Dolo eventual e delitos de trânsito: uma difícil compatibilização.


Porjeanmattos- Postado em 25 setembro 2012

Autores: 
TASSE, Adel El

 

1.Âmbito de análise

As preocupações sociais com a violência no trânsito, campo em que o Brasil realmente apresenta números alarmantes, faz com que parcela considerável dos profissionais do Direito tenha buscado por via da admissão do dolo eventual nas ações praticadas na condução de veículo que lesionem a terceiros, uma forma de endurecimento, por via transversa, da legislação penal.

Por Certo, há que se inserir a problemática destacada acima, no discurso da resolução dos problemas sociais pela utilização de mecanismos repressivos penais, pensamento este que ignora por completo toda a gama de fatores geradores dos conflitos na sociedade e limita-se a produzir retórica de fácil repercussão, porém de forma empírica demonstrada inábil a tratar das ações agressivas.

▸ Itens armazenados
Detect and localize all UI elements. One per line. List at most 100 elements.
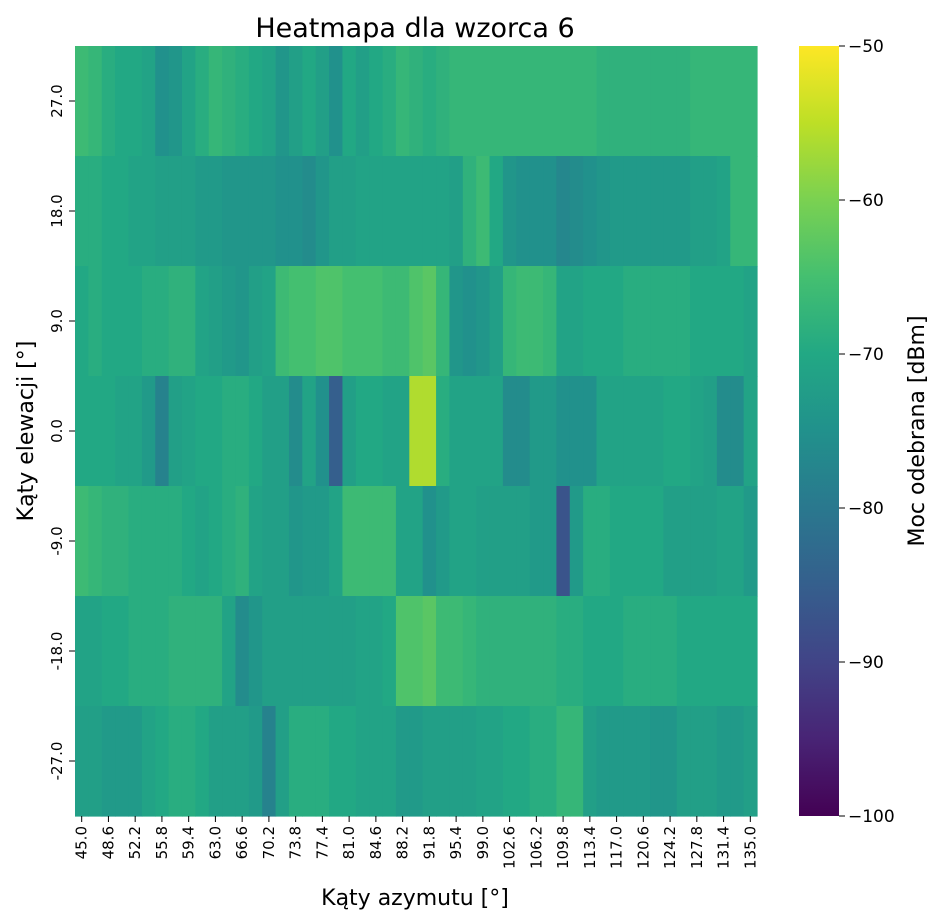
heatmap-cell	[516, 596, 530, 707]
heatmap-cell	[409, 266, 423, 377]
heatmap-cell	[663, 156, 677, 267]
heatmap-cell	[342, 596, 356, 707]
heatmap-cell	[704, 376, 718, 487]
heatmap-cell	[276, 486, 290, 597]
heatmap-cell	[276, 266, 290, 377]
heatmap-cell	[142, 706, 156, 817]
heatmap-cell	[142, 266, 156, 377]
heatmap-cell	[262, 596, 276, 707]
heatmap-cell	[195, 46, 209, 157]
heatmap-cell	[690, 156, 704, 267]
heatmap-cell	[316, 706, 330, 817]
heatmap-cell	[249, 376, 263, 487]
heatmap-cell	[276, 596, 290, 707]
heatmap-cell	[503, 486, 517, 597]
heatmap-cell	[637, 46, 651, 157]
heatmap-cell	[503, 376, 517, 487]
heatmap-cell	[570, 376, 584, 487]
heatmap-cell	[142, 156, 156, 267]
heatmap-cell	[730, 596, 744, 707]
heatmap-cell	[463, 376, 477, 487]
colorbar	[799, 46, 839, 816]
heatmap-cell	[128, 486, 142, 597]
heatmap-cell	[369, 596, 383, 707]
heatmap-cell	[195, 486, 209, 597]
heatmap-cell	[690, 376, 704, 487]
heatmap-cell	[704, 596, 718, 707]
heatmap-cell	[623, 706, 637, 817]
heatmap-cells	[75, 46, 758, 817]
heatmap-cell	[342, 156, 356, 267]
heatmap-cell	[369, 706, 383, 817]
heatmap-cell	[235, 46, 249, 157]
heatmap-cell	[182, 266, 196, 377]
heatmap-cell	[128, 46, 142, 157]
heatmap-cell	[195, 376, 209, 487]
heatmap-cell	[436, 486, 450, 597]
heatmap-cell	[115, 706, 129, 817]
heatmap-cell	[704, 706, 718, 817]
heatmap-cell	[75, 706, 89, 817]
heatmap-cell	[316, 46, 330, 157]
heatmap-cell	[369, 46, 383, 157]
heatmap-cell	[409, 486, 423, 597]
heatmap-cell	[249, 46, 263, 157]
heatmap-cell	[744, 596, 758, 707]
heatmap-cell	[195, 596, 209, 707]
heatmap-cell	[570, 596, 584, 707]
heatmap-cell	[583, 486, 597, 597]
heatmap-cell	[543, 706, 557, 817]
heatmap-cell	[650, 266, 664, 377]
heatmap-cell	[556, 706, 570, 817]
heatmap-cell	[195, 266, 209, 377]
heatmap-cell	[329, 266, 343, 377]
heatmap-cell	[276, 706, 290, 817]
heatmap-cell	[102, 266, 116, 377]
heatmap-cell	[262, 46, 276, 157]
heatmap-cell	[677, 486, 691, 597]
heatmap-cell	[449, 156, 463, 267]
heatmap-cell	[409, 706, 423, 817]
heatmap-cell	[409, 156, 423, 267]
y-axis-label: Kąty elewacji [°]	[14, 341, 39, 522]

▸ Detalhes do exercício
Reproduza, sem alterações, a parte do texto sobre dolo eventual no trânsito que começa nas palavras "Porjeanmattos- Postado em" e termina em "das ações agressivas.". Baseie-se apenas no texto sobre dolo eventual no trânsito, sem recorrer às linhas.

▸ Resposta da tarefa
Porjeanmattos- Postado em 25 setembro 2012

Autores: 
TASSE, Adel El

 

1.Âmbito de análise

As preocupações sociais com a violência no trânsito, campo em que o Brasil realmente apresenta números alarmantes, faz com que parcela considerável dos profissionais do Direito tenha buscado por via da admissão do dolo eventual nas ações praticadas na condução de veículo que lesionem a terceiros, uma forma de endurecimento, por via transversa, da legislação penal.

Por Certo, há que se inserir a problemática destacada acima, no discurso da resolução dos problemas sociais pela utilização de mecanismos repressivos penais, pensamento este que ignora por completo toda a gama de fatores geradores dos conflitos na sociedade e limita-se a produzir retórica de fácil repercussão, porém de forma empírica demonstrada inábil a tratar das ações agressivas.